[Description of the task]:
Look through the data below and count each line where the word "text" appears. Reply with the count alone.

[Entries from a dataset]
========

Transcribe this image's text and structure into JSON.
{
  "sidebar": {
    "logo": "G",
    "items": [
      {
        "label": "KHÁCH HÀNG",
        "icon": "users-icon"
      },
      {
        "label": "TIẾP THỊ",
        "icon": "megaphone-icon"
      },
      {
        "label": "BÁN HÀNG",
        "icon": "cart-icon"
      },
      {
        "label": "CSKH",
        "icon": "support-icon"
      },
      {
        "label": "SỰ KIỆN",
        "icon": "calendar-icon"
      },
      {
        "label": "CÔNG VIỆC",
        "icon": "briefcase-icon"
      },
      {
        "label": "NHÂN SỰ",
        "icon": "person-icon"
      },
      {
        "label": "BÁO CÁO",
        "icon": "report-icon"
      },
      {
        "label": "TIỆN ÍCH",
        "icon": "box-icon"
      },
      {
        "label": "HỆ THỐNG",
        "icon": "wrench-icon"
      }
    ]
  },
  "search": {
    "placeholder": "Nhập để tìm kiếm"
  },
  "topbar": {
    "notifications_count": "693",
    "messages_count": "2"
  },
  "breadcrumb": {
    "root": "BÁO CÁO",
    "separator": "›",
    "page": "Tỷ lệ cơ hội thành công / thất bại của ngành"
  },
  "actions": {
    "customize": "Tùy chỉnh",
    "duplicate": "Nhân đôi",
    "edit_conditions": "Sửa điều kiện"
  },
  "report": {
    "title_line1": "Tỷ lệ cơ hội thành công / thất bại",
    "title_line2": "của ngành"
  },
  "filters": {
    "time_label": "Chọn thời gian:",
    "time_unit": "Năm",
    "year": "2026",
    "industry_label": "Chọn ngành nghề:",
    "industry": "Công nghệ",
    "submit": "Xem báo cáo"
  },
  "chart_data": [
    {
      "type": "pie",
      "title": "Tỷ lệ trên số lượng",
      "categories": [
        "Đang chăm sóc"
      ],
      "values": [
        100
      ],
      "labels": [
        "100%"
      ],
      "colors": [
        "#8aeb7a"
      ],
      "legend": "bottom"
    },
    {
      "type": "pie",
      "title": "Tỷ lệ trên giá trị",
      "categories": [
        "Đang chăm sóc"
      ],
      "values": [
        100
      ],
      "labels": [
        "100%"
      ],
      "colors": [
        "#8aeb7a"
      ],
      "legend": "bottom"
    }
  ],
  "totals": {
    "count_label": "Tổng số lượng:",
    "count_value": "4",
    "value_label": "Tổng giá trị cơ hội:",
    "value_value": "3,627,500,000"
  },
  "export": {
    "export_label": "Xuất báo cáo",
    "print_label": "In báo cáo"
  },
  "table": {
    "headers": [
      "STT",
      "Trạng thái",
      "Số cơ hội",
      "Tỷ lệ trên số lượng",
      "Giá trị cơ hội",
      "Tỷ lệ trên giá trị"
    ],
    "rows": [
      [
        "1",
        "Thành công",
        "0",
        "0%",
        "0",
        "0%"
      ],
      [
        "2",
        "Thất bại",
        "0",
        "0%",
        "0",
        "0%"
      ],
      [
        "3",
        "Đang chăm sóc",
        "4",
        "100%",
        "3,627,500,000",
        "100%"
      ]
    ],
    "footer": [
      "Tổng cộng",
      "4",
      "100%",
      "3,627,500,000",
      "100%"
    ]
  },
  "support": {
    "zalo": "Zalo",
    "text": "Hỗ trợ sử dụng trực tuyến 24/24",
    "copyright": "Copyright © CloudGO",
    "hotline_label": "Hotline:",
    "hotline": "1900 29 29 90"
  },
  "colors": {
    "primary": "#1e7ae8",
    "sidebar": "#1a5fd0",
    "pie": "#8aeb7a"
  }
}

========

[Task response]:
2